>> Begin Data for this task

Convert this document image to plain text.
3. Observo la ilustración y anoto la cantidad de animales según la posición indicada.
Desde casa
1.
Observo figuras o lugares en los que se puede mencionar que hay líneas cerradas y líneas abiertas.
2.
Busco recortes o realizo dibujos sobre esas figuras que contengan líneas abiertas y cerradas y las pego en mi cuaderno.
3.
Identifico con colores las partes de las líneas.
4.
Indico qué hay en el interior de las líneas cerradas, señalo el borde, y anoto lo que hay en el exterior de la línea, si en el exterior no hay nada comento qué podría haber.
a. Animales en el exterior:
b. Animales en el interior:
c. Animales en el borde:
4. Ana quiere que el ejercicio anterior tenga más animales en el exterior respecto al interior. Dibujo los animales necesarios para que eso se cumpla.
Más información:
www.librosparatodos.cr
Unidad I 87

>> End Data for this task

> Your task
Repeat the material word for word, in full.

> Response
Convert this document image to plain text.
3. Observo la ilustración y anoto la cantidad de animales según la posición indicada.
Desde casa
1.
Observo figuras o lugares en los que se puede mencionar que hay líneas cerradas y líneas abiertas.
2.
Busco recortes o realizo dibujos sobre esas figuras que contengan líneas abiertas y cerradas y las pego en mi cuaderno.
3.
Identifico con colores las partes de las líneas.
4.
Indico qué hay en el interior de las líneas cerradas, señalo el borde, y anoto lo que hay en el exterior de la línea, si en el exterior no hay nada comento qué podría haber.
a. Animales en el exterior:
b. Animales en el interior:
c. Animales en el borde:
4. Ana quiere que el ejercicio anterior tenga más animales en el exterior respecto al interior. Dibujo los animales necesarios para que eso se cumpla.
Más información:
www.librosparatodos.cr
Unidad I 87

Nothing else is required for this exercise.